▶ WHAT IS BEING ASKED
Every line of the records must be repeated exactly; pictures stay out.

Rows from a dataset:
+===+
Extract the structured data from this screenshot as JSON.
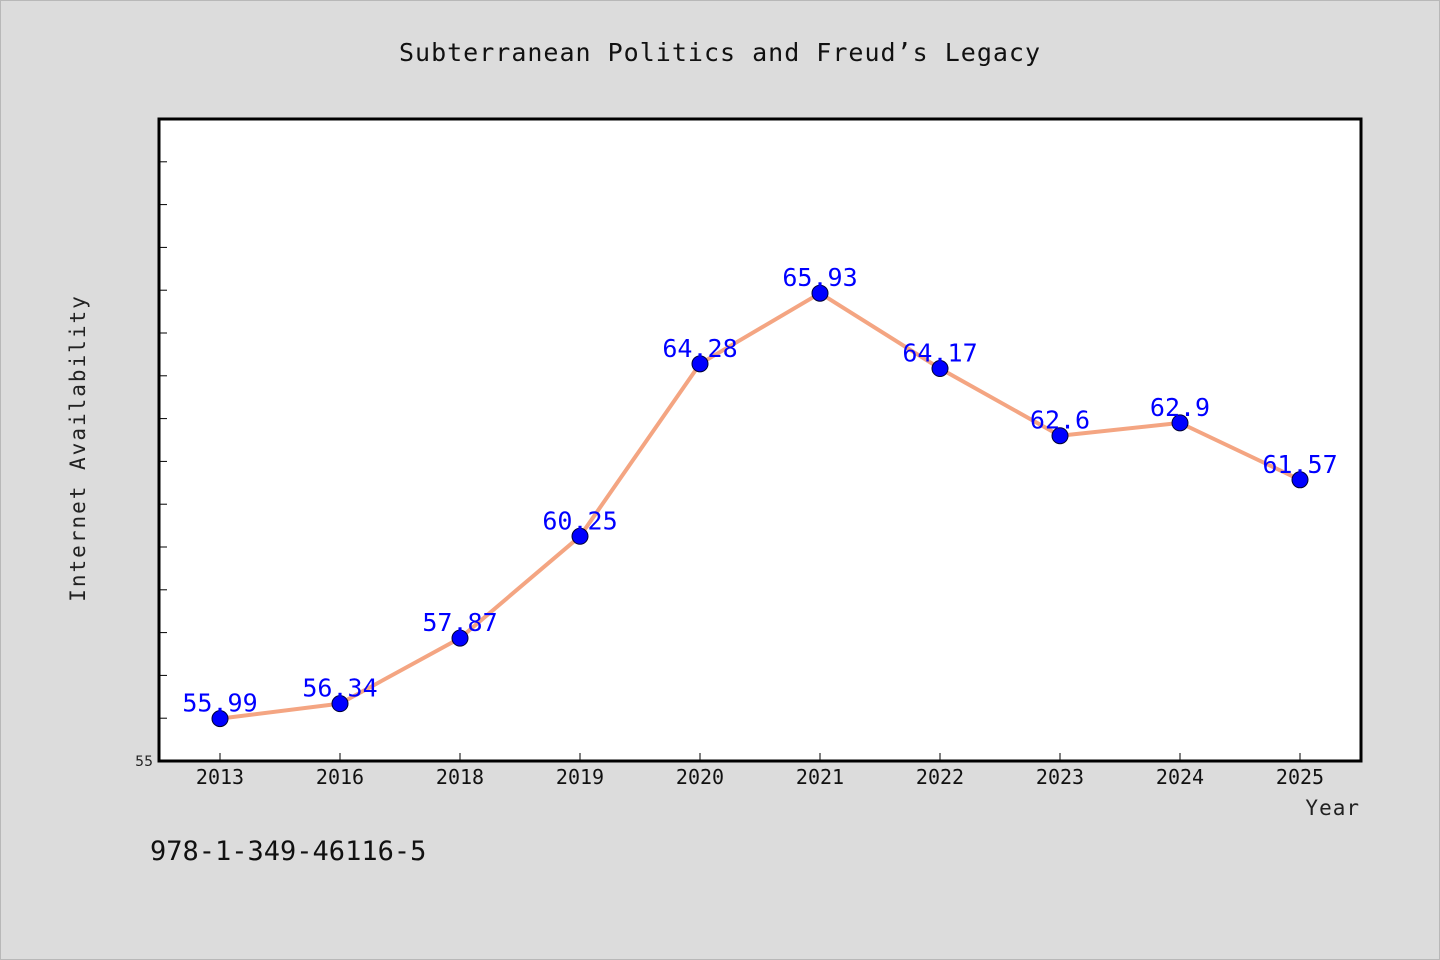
{
  "page": {
    "footer_code": "978-1-349-46116-5"
  },
  "chart_data": {
    "type": "line",
    "title": "Subterranean Politics and Freud’s Legacy",
    "xlabel": "Year",
    "ylabel": "Internet Availability",
    "categories": [
      "2013",
      "2016",
      "2018",
      "2019",
      "2020",
      "2021",
      "2022",
      "2023",
      "2024",
      "2025"
    ],
    "values": [
      55.99,
      56.34,
      57.87,
      60.25,
      64.28,
      65.93,
      64.17,
      62.6,
      62.9,
      61.57
    ],
    "data_labels": [
      "55.99",
      "56.34",
      "57.87",
      "60.25",
      "64.28",
      "65.93",
      "64.17",
      "62.6",
      "62.9",
      "61.57"
    ],
    "y_tick_label": "55",
    "ylim": [
      55,
      70
    ],
    "grid": false,
    "legend": "none",
    "colors": {
      "line": "#f4a582",
      "marker": "#0000ff",
      "data_label": "#0000ff",
      "plot_background": "#ffffff",
      "page_background": "#dcdcdc"
    }
  }
}
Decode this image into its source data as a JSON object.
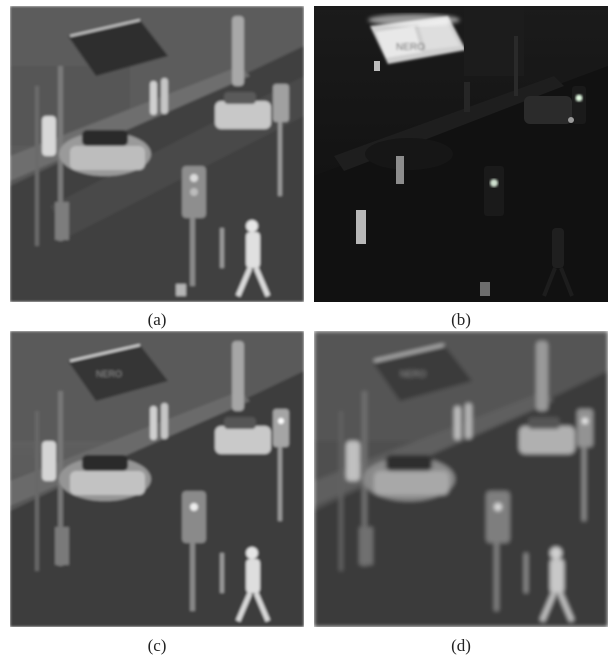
{
  "panels": [
    {
      "id": "a",
      "caption": "(a)",
      "kind": "thermal-infrared street scene",
      "tone": "bright"
    },
    {
      "id": "b",
      "caption": "(b)",
      "kind": "visible-light night street scene",
      "tone": "dark"
    },
    {
      "id": "c",
      "caption": "(c)",
      "kind": "fused street scene",
      "tone": "bright"
    },
    {
      "id": "d",
      "caption": "(d)",
      "kind": "fused street scene",
      "tone": "soft"
    }
  ]
}
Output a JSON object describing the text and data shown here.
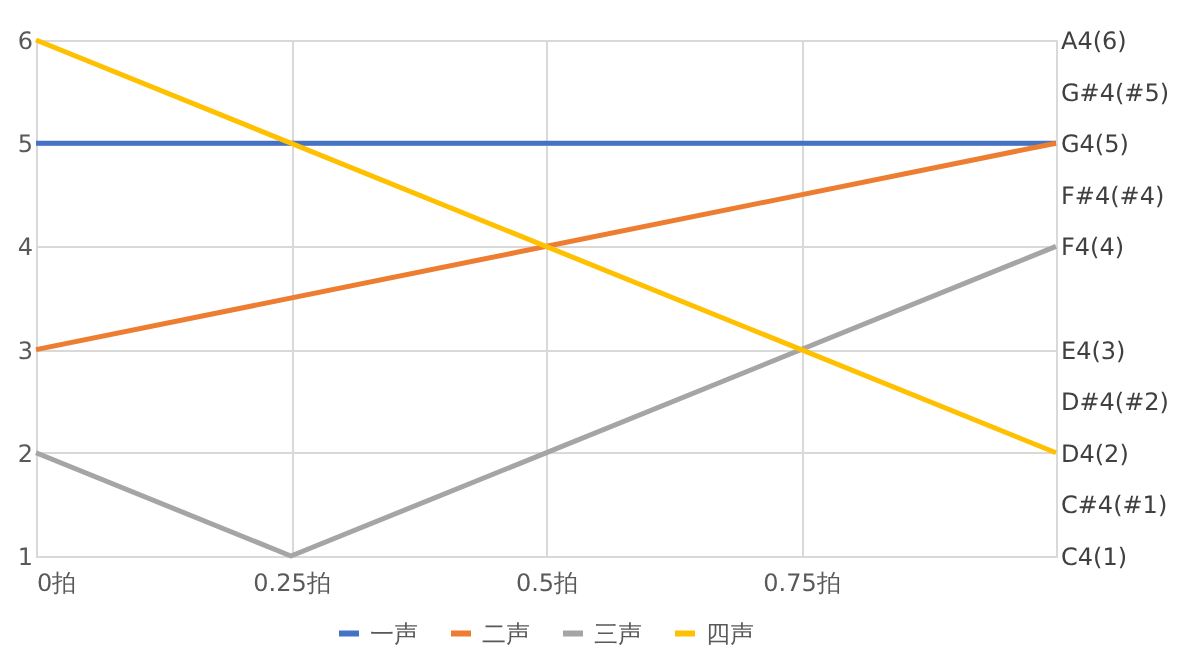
{
  "chart_data": {
    "type": "line",
    "xlim": [
      0,
      1
    ],
    "xticks": [
      {
        "value": 0,
        "label": "0拍"
      },
      {
        "value": 0.25,
        "label": "0.25拍"
      },
      {
        "value": 0.5,
        "label": "0.5拍"
      },
      {
        "value": 0.75,
        "label": "0.75拍"
      },
      {
        "value": 1,
        "label": null
      }
    ],
    "ylim": [
      1,
      6
    ],
    "yticks": [
      1,
      2,
      3,
      4,
      5,
      6
    ],
    "y2_categories": [
      "A4(6)",
      "G#4(#5)",
      "G4(5)",
      "F#4(#4)",
      "F4(4)",
      null,
      "E4(3)",
      "D#4(#2)",
      "D4(2)",
      "C#4(#1)",
      "C4(1)"
    ],
    "grid": true,
    "legend": "bottom",
    "marker": "none",
    "line_style": "solid",
    "series": [
      {
        "name": "一声",
        "color": "#4472c4",
        "x": [
          0,
          1
        ],
        "values": [
          5,
          5
        ]
      },
      {
        "name": "二声",
        "color": "#ed7d31",
        "x": [
          0,
          1
        ],
        "values": [
          3,
          5
        ]
      },
      {
        "name": "三声",
        "color": "#a5a5a5",
        "x": [
          0,
          0.25,
          1
        ],
        "values": [
          2,
          1,
          4
        ]
      },
      {
        "name": "四声",
        "color": "#ffc000",
        "x": [
          0,
          1
        ],
        "values": [
          6,
          2
        ]
      }
    ]
  }
}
+===+
▶ RESPONSE
Extract the structured data from this screenshot as JSON.
{
  "page": {
    "footer_code": "978-1-349-46116-5"
  },
  "chart_data": {
    "type": "line",
    "title": "Subterranean Politics and Freud’s Legacy",
    "xlabel": "Year",
    "ylabel": "Internet Availability",
    "categories": [
      "2013",
      "2016",
      "2018",
      "2019",
      "2020",
      "2021",
      "2022",
      "2023",
      "2024",
      "2025"
    ],
    "values": [
      55.99,
      56.34,
      57.87,
      60.25,
      64.28,
      65.93,
      64.17,
      62.6,
      62.9,
      61.57
    ],
    "data_labels": [
      "55.99",
      "56.34",
      "57.87",
      "60.25",
      "64.28",
      "65.93",
      "64.17",
      "62.6",
      "62.9",
      "61.57"
    ],
    "y_tick_label": "55",
    "ylim": [
      55,
      70
    ],
    "grid": false,
    "legend": "none",
    "colors": {
      "line": "#f4a582",
      "marker": "#0000ff",
      "data_label": "#0000ff",
      "plot_background": "#ffffff",
      "page_background": "#dcdcdc"
    }
  }
}
Decode this image into its source data as a JSON object.
{
  "panels": [
    {
      "id": "a",
      "caption": "(a)",
      "kind": "thermal-infrared street scene",
      "tone": "bright"
    },
    {
      "id": "b",
      "caption": "(b)",
      "kind": "visible-light night street scene",
      "tone": "dark"
    },
    {
      "id": "c",
      "caption": "(c)",
      "kind": "fused street scene",
      "tone": "bright"
    },
    {
      "id": "d",
      "caption": "(d)",
      "kind": "fused street scene",
      "tone": "soft"
    }
  ]
}
Output a JSON object describing the text and data shown here.
{
  "chart_data": {
    "type": "line",
    "xlim": [
      0,
      1
    ],
    "xticks": [
      {
        "value": 0,
        "label": "0拍"
      },
      {
        "value": 0.25,
        "label": "0.25拍"
      },
      {
        "value": 0.5,
        "label": "0.5拍"
      },
      {
        "value": 0.75,
        "label": "0.75拍"
      },
      {
        "value": 1,
        "label": null
      }
    ],
    "ylim": [
      1,
      6
    ],
    "yticks": [
      1,
      2,
      3,
      4,
      5,
      6
    ],
    "y2_categories": [
      "A4(6)",
      "G#4(#5)",
      "G4(5)",
      "F#4(#4)",
      "F4(4)",
      null,
      "E4(3)",
      "D#4(#2)",
      "D4(2)",
      "C#4(#1)",
      "C4(1)"
    ],
    "grid": true,
    "legend": "bottom",
    "marker": "none",
    "line_style": "solid",
    "series": [
      {
        "name": "一声",
        "color": "#4472c4",
        "x": [
          0,
          1
        ],
        "values": [
          5,
          5
        ]
      },
      {
        "name": "二声",
        "color": "#ed7d31",
        "x": [
          0,
          1
        ],
        "values": [
          3,
          5
        ]
      },
      {
        "name": "三声",
        "color": "#a5a5a5",
        "x": [
          0,
          0.25,
          1
        ],
        "values": [
          2,
          1,
          4
        ]
      },
      {
        "name": "四声",
        "color": "#ffc000",
        "x": [
          0,
          1
        ],
        "values": [
          6,
          2
        ]
      }
    ]
  }
}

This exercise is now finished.